[Stored entries]
↓↓↓

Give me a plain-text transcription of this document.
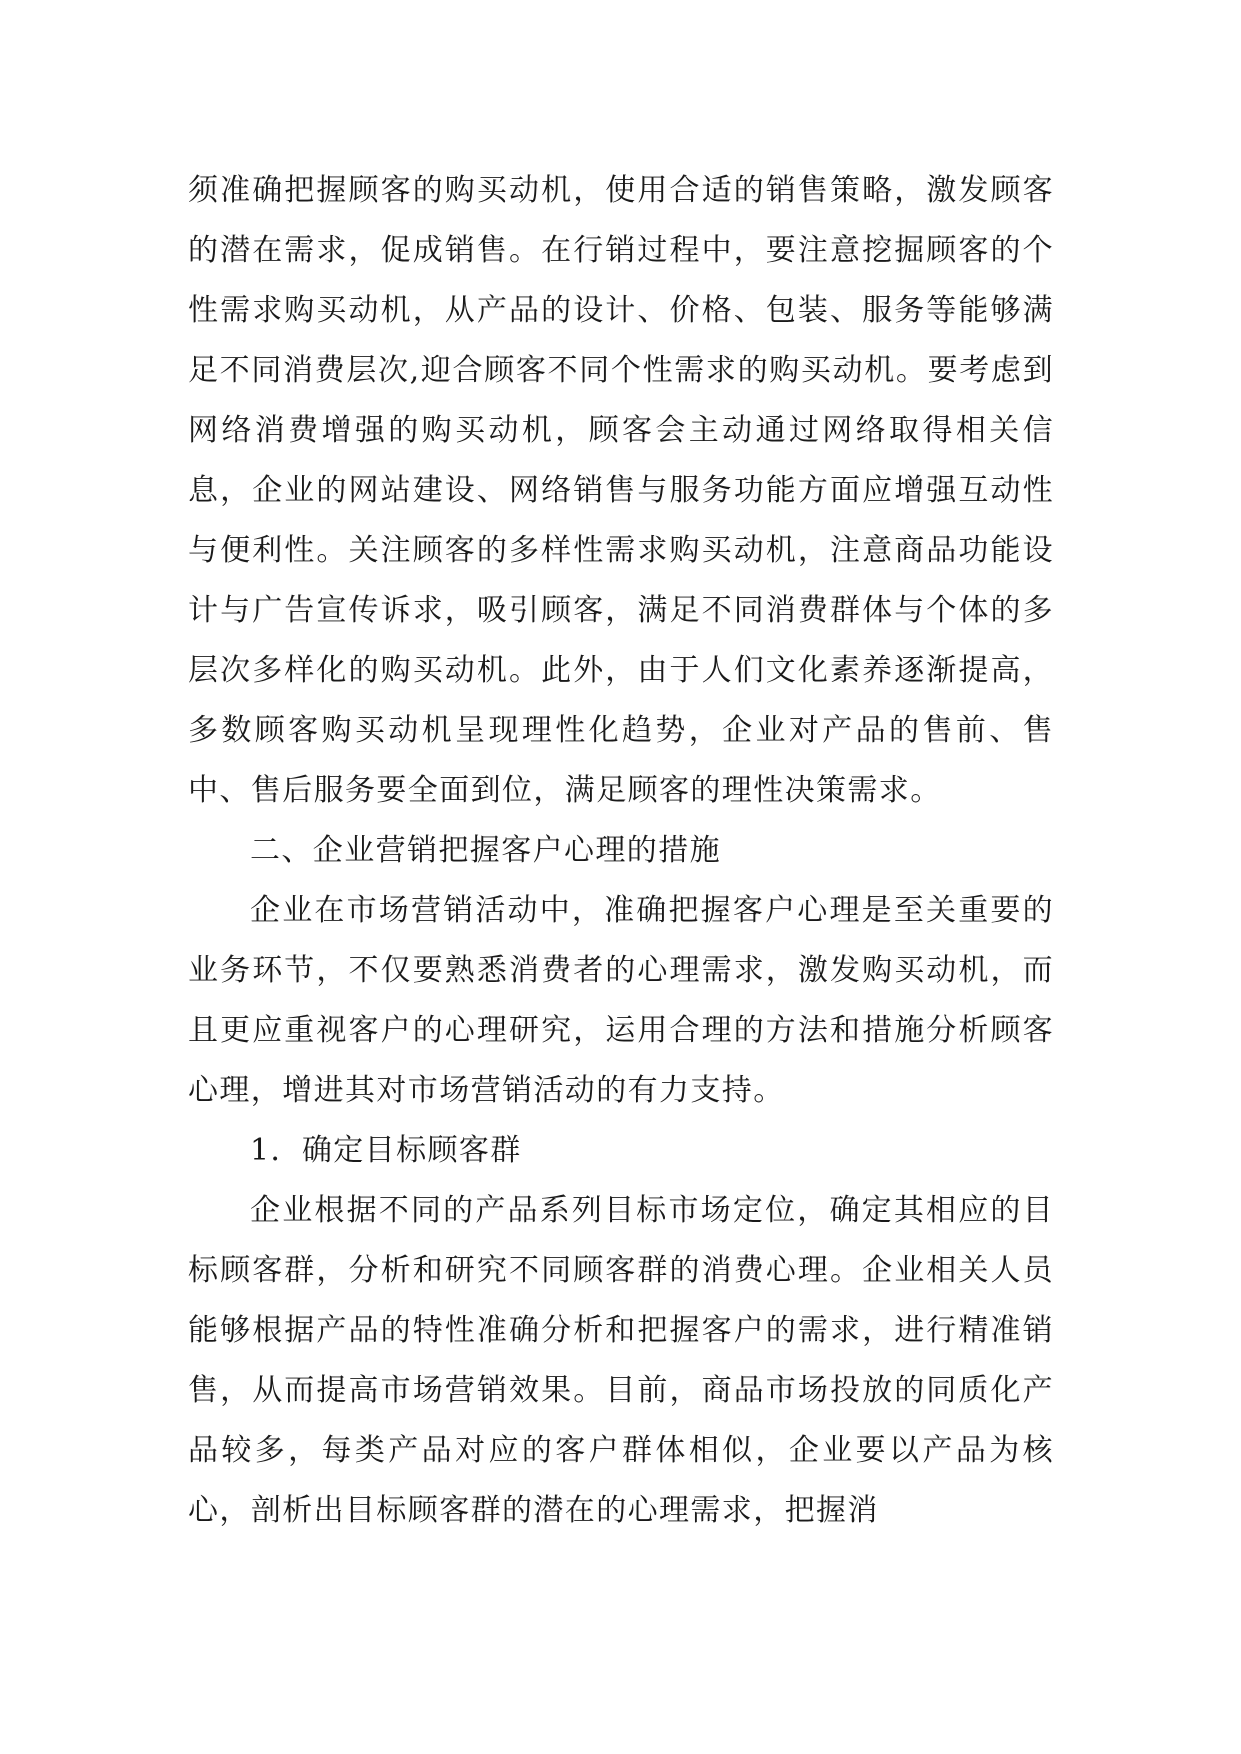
须准确把握顾客的购买动机，使用合适的销售策略，激发顾客的潜在需求，促成销售。在行销过程中，要注意挖掘顾客的个性需求购买动机，从产品的设计、价格、包装、服务等能够满足不同消费层次,迎合顾客不同个性需求的购买动机。要考虑到网络消费增强的购买动机，顾客会主动通过网络取得相关信息，企业的网站建设、网络销售与服务功能方面应增强互动性与便利性。关注顾客的多样性需求购买动机，注意商品功能设计与广告宣传诉求，吸引顾客，满足不同消费群体与个体的多层次多样化的购买动机。此外，由于人们文化素养逐渐提高，多数顾客购买动机呈现理性化趋势，企业对产品的售前、售中、售后服务要全面到位，满足顾客的理性决策需求。

二、企业营销把握客户心理的措施

企业在市场营销活动中，准确把握客户心理是至关重要的业务环节，不仅要熟悉消费者的心理需求，激发购买动机，而且更应重视客户的心理研究，运用合理的方法和措施分析顾客心理，增进其对市场营销活动的有力支持。

1．确定目标顾客群

企业根据不同的产品系列目标市场定位，确定其相应的目标顾客群，分析和研究不同顾客群的消费心理。企业相关人员能够根据产品的特性准确分析和把握客户的需求，进行精准销售，从而提高市场营销效果。目前，商品市场投放的同质化产品较多，每类产品对应的客户群体相似，企业要以产品为核心，剖析出目标顾客群的潜在的心理需求，把握消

↑↑↑

• _OBJECTIVE_
Output the full set of records above without changing a word, and drop the images.

• _REPLY_
Give me a plain-text transcription of this document.
须准确把握顾客的购买动机，使用合适的销售策略，激发顾客的潜在需求，促成销售。在行销过程中，要注意挖掘顾客的个性需求购买动机，从产品的设计、价格、包装、服务等能够满足不同消费层次,迎合顾客不同个性需求的购买动机。要考虑到网络消费增强的购买动机，顾客会主动通过网络取得相关信息，企业的网站建设、网络销售与服务功能方面应增强互动性与便利性。关注顾客的多样性需求购买动机，注意商品功能设计与广告宣传诉求，吸引顾客，满足不同消费群体与个体的多层次多样化的购买动机。此外，由于人们文化素养逐渐提高，多数顾客购买动机呈现理性化趋势，企业对产品的售前、售中、售后服务要全面到位，满足顾客的理性决策需求。

二、企业营销把握客户心理的措施

企业在市场营销活动中，准确把握客户心理是至关重要的业务环节，不仅要熟悉消费者的心理需求，激发购买动机，而且更应重视客户的心理研究，运用合理的方法和措施分析顾客心理，增进其对市场营销活动的有力支持。

1．确定目标顾客群

企业根据不同的产品系列目标市场定位，确定其相应的目标顾客群，分析和研究不同顾客群的消费心理。企业相关人员能够根据产品的特性准确分析和把握客户的需求，进行精准销售，从而提高市场营销效果。目前，商品市场投放的同质化产品较多，每类产品对应的客户群体相似，企业要以产品为核心，剖析出目标顾客群的潜在的心理需求，把握消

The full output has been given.